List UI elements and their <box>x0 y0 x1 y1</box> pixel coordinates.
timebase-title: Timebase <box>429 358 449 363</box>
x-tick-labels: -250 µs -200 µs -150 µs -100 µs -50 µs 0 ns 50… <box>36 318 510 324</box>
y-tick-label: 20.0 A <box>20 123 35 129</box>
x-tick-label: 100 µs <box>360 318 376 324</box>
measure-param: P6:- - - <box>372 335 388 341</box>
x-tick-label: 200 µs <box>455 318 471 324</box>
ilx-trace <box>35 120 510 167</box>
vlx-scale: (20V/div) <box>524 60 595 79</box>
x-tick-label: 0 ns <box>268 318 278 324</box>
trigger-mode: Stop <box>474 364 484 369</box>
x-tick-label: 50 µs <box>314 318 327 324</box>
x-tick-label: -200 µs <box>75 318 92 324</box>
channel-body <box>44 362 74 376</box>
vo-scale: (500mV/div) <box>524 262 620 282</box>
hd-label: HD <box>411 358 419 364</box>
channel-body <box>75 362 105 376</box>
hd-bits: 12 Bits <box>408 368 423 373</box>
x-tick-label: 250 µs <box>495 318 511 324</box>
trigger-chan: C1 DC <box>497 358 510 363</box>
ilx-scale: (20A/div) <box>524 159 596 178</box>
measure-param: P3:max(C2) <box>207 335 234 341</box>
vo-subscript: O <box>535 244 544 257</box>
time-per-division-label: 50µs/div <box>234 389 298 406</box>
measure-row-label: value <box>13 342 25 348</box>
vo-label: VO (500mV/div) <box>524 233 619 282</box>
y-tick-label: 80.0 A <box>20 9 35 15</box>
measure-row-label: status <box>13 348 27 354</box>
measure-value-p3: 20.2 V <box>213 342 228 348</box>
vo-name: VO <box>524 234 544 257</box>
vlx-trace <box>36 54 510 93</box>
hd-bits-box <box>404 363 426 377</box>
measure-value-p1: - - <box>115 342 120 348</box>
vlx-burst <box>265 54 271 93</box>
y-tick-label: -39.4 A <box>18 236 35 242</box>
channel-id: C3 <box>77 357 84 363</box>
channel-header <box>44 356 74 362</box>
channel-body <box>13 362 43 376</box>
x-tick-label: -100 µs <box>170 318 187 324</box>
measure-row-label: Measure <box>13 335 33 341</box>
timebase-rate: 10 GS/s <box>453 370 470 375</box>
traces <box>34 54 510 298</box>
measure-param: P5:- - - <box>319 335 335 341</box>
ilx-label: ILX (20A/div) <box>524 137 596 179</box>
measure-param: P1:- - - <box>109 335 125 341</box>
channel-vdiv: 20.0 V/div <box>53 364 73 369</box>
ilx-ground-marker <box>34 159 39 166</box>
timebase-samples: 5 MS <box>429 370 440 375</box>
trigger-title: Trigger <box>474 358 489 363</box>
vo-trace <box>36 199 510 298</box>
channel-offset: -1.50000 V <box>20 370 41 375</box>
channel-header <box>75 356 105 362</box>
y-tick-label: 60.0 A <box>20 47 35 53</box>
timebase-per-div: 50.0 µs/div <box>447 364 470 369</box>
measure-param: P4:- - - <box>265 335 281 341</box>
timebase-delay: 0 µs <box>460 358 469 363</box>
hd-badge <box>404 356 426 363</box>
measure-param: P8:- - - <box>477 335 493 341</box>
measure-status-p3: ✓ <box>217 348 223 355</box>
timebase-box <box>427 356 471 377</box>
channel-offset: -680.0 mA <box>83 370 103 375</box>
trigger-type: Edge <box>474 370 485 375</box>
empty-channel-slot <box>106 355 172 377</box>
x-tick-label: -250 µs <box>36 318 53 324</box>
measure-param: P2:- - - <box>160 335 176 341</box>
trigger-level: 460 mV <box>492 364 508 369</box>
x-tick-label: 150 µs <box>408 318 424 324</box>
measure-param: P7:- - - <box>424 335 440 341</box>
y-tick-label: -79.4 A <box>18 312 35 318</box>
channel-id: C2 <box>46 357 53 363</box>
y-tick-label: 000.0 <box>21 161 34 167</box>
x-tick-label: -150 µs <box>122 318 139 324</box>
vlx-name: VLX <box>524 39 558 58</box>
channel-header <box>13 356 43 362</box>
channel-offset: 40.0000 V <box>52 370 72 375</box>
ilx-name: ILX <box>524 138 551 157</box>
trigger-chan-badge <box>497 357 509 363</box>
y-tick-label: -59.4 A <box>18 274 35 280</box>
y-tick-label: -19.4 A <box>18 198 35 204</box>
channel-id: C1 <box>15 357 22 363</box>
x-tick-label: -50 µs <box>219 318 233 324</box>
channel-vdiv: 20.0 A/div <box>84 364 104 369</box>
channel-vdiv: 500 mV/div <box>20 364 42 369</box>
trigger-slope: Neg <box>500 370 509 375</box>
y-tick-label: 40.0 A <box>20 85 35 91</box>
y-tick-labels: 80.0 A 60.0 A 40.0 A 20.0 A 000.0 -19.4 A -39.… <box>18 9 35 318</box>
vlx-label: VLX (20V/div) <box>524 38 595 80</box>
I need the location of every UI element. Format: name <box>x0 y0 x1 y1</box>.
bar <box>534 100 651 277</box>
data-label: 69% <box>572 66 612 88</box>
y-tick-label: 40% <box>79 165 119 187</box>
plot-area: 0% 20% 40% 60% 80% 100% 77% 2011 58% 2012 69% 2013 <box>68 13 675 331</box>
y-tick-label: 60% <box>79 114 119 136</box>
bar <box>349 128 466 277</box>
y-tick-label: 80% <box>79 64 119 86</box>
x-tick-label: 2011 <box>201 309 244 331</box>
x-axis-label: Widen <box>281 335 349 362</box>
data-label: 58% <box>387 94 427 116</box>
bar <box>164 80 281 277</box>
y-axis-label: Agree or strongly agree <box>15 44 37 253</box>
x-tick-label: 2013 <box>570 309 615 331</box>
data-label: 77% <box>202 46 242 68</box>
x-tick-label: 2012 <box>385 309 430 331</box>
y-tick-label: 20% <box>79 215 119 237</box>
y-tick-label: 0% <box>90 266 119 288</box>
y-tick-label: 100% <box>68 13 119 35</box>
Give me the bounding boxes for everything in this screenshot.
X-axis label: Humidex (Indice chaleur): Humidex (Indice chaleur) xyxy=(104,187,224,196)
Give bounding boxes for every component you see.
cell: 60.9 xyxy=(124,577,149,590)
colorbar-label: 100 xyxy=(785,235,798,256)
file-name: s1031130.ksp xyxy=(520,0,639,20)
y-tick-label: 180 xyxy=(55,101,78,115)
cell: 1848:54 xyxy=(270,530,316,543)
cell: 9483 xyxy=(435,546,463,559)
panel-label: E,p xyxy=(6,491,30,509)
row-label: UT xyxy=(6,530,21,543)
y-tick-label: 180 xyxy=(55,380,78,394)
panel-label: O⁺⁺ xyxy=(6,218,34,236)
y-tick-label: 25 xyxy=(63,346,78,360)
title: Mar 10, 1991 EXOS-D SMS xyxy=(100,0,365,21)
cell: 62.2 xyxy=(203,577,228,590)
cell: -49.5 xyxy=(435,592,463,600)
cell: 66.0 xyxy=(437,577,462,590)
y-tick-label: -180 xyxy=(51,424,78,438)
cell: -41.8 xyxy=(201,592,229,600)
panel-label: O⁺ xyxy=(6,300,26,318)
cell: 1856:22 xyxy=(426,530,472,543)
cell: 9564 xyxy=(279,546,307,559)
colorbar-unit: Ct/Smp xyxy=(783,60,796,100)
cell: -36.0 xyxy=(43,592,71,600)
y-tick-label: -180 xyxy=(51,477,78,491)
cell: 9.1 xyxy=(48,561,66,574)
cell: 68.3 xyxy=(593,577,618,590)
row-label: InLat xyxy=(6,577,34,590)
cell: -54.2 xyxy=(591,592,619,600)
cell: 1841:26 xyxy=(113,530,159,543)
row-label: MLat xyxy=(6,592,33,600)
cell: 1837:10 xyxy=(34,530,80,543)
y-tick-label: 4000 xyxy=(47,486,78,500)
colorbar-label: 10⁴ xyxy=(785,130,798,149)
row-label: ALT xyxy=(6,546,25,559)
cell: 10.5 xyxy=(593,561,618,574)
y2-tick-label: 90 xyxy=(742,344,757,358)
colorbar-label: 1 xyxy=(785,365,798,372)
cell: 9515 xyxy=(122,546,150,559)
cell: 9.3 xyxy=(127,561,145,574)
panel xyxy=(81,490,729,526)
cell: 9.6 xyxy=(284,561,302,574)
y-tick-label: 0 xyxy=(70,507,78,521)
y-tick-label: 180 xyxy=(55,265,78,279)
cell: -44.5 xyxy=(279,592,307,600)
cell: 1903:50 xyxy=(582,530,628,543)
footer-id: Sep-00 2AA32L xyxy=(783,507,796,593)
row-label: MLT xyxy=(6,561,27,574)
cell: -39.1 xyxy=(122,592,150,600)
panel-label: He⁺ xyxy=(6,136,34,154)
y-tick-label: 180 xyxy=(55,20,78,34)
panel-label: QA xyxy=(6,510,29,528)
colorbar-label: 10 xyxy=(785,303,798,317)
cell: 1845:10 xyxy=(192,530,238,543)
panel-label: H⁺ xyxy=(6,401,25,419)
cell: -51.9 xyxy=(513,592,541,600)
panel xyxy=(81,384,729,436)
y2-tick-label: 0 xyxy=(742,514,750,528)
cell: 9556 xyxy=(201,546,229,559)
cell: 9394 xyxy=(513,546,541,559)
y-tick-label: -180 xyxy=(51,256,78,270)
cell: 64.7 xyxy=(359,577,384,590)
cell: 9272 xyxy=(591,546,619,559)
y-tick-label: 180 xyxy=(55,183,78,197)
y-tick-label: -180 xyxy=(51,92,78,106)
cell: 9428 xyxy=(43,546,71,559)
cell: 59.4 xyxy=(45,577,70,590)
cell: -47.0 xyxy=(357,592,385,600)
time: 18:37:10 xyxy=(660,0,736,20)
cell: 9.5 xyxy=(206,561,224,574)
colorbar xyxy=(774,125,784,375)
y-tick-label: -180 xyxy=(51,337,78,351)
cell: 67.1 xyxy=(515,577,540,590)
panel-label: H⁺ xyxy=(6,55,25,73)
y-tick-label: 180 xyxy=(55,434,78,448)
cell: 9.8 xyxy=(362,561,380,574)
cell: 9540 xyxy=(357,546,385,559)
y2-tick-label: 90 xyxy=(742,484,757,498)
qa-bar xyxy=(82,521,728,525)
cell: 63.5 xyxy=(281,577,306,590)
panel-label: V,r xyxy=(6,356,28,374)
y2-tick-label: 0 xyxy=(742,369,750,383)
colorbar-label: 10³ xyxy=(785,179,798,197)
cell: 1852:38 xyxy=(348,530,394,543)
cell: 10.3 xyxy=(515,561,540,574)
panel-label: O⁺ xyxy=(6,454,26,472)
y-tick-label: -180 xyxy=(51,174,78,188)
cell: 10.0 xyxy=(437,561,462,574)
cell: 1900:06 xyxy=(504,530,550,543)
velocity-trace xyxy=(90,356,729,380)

*Task to complete*:
Rewrite the records above as a JSON list of strings, one string per line, leaving out blank lines. Begin at the first line of the records, and stop after the line that contains "ilx-trace <box>35 120 510 167</box>", including that line.

*Problem solution*:
[
  "List UI elements and their <box>x0 y0 x1 y1</box> pixel coordinates.",
  "timebase-title: Timebase <box>429 358 449 363</box>",
  "x-tick-labels: -250 µs -200 µs -150 µs -100 µs -50 µs 0 ns 50… <box>36 318 510 324</box>",
  "y-tick-label: 20.0 A <box>20 123 35 129</box>",
  "x-tick-label: 100 µs <box>360 318 376 324</box>",
  "measure-param: P6:- - - <box>372 335 388 341</box>",
  "x-tick-label: 200 µs <box>455 318 471 324</box>",
  "ilx-trace <box>35 120 510 167</box>"
]